* Written request:
Leave out the images; return the rest of the data exactly.
Start Supplied material
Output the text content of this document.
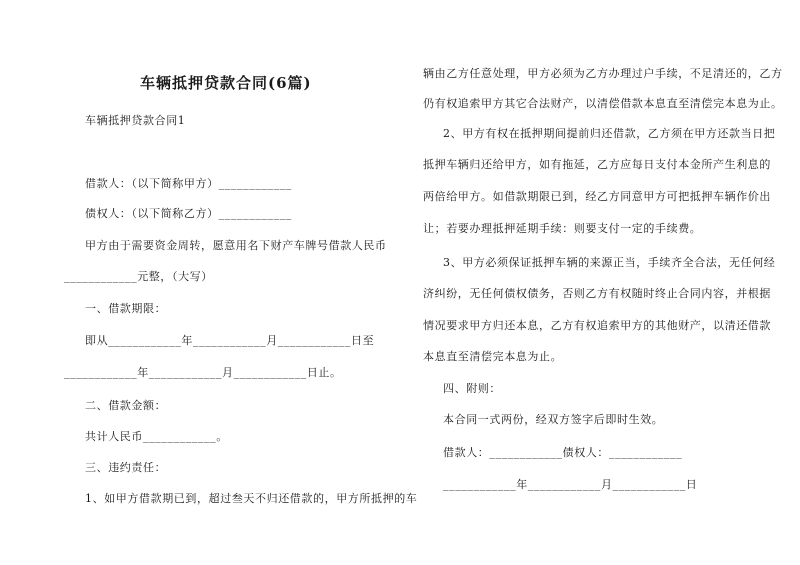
车辆抵押贷款合同(6篇)
车辆抵押贷款合同1
借款人：（以下简称甲方）____________
债权人：（以下简称乙方）____________
甲方由于需要资金周转，愿意用名下财产车牌号借款人民币
____________元整，（大写）
一、借款期限：
即从____________年____________月____________日至
____________年____________月____________日止。
二、借款金额：
共计人民币____________。
三、违约责任：
1、如甲方借款期已到，超过叁天不归还借款的，甲方所抵押的车
辆由乙方任意处理，甲方必须为乙方办理过户手续，不足清还的，乙方
仍有权追索甲方其它合法财产，以清偿借款本息直至清偿完本息为止。
2、甲方有权在抵押期间提前归还借款，乙方须在甲方还款当日把
抵押车辆归还给甲方，如有拖延，乙方应每日支付本金所产生利息的
两倍给甲方。如借款期限已到，经乙方同意甲方可把抵押车辆作价出
让；若要办理抵押延期手续：则要支付一定的手续费。
3、甲方必须保证抵押车辆的来源正当，手续齐全合法，无任何经
济纠纷，无任何债权债务，否则乙方有权随时终止合同内容，并根据
情况要求甲方归还本息，乙方有权追索甲方的其他财产，以清还借款
本息直至清偿完本息为止。
四、附则：
本合同一式两份，经双方签字后即时生效。
借款人：____________债权人：____________
____________年____________月____________日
End Supplied material
* Completed exercise:
Output the text content of this document.
车辆抵押贷款合同(6篇)
车辆抵押贷款合同1
借款人：（以下简称甲方）____________
债权人：（以下简称乙方）____________
甲方由于需要资金周转，愿意用名下财产车牌号借款人民币
____________元整，（大写）
一、借款期限：
即从____________年____________月____________日至
____________年____________月____________日止。
二、借款金额：
共计人民币____________。
三、违约责任：
1、如甲方借款期已到，超过叁天不归还借款的，甲方所抵押的车
辆由乙方任意处理，甲方必须为乙方办理过户手续，不足清还的，乙方
仍有权追索甲方其它合法财产，以清偿借款本息直至清偿完本息为止。
2、甲方有权在抵押期间提前归还借款，乙方须在甲方还款当日把
抵押车辆归还给甲方，如有拖延，乙方应每日支付本金所产生利息的
两倍给甲方。如借款期限已到，经乙方同意甲方可把抵押车辆作价出
让；若要办理抵押延期手续：则要支付一定的手续费。
3、甲方必须保证抵押车辆的来源正当，手续齐全合法，无任何经
济纠纷，无任何债权债务，否则乙方有权随时终止合同内容，并根据
情况要求甲方归还本息，乙方有权追索甲方的其他财产，以清还借款
本息直至清偿完本息为止。
四、附则：
本合同一式两份，经双方签字后即时生效。
借款人：____________债权人：____________
____________年____________月____________日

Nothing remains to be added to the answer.